### Extracted entries
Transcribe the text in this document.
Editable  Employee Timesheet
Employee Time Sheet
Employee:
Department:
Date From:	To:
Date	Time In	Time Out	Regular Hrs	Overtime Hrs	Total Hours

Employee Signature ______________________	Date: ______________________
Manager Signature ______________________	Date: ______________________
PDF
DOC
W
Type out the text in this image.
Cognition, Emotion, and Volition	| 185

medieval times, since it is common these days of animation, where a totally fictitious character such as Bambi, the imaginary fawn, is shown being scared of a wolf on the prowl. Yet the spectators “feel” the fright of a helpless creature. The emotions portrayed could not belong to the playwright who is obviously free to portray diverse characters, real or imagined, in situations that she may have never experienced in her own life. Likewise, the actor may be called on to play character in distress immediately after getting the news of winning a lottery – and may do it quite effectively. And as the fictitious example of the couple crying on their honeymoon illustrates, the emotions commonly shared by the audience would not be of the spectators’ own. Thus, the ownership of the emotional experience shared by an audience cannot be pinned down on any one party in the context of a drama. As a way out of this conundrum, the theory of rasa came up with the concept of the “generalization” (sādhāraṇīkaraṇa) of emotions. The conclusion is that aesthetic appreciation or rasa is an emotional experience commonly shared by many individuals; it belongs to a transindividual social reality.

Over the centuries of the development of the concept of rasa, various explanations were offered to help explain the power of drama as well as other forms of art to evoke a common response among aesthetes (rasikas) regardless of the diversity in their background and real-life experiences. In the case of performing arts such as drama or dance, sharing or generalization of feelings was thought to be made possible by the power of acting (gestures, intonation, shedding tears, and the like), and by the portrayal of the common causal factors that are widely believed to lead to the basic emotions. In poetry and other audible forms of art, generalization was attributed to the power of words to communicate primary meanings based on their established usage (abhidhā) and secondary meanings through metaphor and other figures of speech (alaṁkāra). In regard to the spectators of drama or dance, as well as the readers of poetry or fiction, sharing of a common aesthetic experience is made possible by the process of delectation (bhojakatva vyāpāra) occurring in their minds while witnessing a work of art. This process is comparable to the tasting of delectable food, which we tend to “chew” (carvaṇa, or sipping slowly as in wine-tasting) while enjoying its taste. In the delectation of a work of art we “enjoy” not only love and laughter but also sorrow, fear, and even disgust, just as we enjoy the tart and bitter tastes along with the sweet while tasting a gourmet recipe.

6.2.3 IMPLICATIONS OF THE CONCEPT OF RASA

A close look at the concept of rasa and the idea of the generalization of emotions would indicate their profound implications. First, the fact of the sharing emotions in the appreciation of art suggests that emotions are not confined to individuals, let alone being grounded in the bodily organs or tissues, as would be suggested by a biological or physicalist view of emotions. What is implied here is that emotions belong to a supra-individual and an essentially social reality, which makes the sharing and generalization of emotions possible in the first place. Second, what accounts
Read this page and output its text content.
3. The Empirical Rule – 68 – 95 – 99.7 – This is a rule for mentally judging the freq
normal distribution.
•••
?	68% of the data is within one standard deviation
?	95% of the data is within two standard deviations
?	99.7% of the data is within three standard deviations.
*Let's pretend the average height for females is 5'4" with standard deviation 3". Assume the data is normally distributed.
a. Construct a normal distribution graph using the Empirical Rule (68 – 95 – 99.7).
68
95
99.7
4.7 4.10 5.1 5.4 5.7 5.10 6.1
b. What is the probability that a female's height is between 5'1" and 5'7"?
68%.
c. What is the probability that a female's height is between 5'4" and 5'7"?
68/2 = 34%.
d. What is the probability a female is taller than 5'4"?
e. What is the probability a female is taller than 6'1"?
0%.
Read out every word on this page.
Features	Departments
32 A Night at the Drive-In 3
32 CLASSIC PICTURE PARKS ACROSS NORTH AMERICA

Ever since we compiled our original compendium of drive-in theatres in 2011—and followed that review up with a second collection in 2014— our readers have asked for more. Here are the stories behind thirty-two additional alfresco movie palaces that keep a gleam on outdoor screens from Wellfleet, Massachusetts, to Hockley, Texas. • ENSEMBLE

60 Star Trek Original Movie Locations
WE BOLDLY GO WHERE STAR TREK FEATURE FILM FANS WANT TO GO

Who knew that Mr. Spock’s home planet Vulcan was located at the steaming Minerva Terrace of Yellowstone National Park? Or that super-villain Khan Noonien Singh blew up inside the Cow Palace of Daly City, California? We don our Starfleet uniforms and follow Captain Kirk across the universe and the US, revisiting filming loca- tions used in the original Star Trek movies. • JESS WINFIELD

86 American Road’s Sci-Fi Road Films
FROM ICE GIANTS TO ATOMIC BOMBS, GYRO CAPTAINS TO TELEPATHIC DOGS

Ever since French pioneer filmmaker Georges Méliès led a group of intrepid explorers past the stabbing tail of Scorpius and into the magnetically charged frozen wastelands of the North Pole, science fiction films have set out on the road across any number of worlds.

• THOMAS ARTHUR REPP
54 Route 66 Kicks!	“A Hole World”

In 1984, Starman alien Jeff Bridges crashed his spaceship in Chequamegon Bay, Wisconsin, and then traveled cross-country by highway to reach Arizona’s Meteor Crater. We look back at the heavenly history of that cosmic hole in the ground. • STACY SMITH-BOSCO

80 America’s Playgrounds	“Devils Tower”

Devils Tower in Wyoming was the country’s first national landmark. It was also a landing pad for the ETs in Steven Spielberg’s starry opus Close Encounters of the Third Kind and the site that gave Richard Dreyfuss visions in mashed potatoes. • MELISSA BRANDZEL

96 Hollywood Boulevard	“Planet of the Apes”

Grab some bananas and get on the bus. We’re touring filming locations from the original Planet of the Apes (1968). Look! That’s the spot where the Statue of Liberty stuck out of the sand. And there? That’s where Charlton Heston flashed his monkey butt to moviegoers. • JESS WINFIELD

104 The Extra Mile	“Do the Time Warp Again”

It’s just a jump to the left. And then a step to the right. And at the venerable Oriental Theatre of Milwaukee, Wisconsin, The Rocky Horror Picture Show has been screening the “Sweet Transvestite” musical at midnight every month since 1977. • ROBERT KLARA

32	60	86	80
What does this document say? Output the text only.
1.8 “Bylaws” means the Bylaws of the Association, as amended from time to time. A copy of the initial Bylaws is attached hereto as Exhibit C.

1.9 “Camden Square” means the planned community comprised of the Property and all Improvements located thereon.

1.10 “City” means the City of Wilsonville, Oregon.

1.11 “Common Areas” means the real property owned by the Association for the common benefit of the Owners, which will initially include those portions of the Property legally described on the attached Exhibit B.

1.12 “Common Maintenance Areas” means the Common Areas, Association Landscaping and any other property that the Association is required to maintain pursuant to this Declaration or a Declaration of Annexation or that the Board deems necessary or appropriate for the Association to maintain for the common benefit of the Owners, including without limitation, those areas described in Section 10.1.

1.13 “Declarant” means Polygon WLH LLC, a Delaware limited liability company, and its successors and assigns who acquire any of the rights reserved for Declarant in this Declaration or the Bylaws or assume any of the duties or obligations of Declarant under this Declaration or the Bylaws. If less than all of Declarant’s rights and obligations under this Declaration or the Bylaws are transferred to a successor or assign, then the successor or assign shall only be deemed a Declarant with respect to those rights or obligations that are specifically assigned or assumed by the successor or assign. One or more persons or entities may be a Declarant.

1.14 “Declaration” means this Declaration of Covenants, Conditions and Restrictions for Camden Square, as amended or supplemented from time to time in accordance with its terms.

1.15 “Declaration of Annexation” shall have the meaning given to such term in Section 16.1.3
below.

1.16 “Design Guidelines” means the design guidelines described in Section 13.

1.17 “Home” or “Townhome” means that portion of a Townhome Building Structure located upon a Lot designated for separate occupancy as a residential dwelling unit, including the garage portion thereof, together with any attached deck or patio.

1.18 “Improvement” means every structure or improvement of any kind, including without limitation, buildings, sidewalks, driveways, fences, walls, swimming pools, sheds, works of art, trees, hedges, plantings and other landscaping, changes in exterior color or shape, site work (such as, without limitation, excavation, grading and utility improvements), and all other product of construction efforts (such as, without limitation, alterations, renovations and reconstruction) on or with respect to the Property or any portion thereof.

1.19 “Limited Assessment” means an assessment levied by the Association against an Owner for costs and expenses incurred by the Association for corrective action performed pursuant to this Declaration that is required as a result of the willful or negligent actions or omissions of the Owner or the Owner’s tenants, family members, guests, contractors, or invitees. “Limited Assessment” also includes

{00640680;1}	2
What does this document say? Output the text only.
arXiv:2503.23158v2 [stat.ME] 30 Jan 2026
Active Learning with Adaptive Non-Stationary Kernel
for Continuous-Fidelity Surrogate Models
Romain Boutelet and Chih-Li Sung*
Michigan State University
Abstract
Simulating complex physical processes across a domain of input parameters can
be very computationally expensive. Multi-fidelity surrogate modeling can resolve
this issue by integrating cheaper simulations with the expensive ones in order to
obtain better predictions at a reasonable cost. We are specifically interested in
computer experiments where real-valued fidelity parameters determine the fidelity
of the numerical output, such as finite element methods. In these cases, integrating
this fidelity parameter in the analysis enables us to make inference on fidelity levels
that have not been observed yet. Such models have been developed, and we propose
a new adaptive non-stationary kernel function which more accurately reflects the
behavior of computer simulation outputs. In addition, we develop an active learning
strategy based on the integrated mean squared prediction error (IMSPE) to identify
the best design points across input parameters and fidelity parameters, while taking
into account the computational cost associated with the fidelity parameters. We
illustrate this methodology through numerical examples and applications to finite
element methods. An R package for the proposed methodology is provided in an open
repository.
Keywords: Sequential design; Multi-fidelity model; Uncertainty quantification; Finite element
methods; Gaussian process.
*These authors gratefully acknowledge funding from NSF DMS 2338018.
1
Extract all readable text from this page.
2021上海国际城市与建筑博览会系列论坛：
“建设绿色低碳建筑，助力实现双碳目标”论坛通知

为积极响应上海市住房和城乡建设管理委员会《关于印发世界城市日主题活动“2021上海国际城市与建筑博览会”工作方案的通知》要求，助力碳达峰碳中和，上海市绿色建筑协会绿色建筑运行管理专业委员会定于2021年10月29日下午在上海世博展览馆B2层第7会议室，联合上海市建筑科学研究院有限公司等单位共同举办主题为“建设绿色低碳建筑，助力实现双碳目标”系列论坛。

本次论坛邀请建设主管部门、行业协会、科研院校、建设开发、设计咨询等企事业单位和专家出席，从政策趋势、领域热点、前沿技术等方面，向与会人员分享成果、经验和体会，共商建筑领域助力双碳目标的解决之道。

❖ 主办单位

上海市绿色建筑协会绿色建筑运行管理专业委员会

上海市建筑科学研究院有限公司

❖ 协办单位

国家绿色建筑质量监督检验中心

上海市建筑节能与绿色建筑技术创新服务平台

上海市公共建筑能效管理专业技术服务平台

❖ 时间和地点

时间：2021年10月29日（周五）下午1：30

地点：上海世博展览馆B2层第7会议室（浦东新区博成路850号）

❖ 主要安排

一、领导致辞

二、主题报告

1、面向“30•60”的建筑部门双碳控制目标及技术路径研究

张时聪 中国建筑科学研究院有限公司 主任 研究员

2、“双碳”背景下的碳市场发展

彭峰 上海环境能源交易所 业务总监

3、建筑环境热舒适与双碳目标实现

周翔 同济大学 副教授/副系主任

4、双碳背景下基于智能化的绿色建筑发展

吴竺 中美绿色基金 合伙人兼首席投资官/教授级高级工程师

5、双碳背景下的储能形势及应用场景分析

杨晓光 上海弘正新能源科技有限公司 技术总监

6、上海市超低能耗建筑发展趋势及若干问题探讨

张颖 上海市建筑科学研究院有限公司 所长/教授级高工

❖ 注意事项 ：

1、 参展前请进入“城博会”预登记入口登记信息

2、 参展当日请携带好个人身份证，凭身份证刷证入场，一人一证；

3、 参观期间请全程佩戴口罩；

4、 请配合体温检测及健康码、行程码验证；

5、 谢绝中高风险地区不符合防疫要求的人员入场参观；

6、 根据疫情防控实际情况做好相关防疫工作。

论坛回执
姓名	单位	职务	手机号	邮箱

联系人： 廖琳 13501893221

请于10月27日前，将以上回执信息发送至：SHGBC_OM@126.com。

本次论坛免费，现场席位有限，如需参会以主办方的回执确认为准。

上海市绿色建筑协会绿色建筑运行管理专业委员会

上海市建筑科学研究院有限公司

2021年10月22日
######
Within the material above, find the lines that contain the word "limitation"; copy them.

1.12 “Common Maintenance Areas” means the Common Areas, Association Landscaping and any other property that the Association is required to maintain pursuant to this Declaration or a Declaration of Annexation or that the Board deems necessary or appropriate for the Association to maintain for the common benefit of the Owners, including without limitation, those areas described in Section 10.1.
1.18 “Improvement” means every structure or improvement of any kind, including without limitation, buildings, sidewalks, driveways, fences, walls, swimming pools, sheds, works of art, trees, hedges, plantings and other landscaping, changes in exterior color or shape, site work (such as, without limitation, excavation, grading and utility improvements), and all other product of construction efforts (such as, without limitation, alterations, renovations and reconstruction) on or with respect to the Property or any portion thereof.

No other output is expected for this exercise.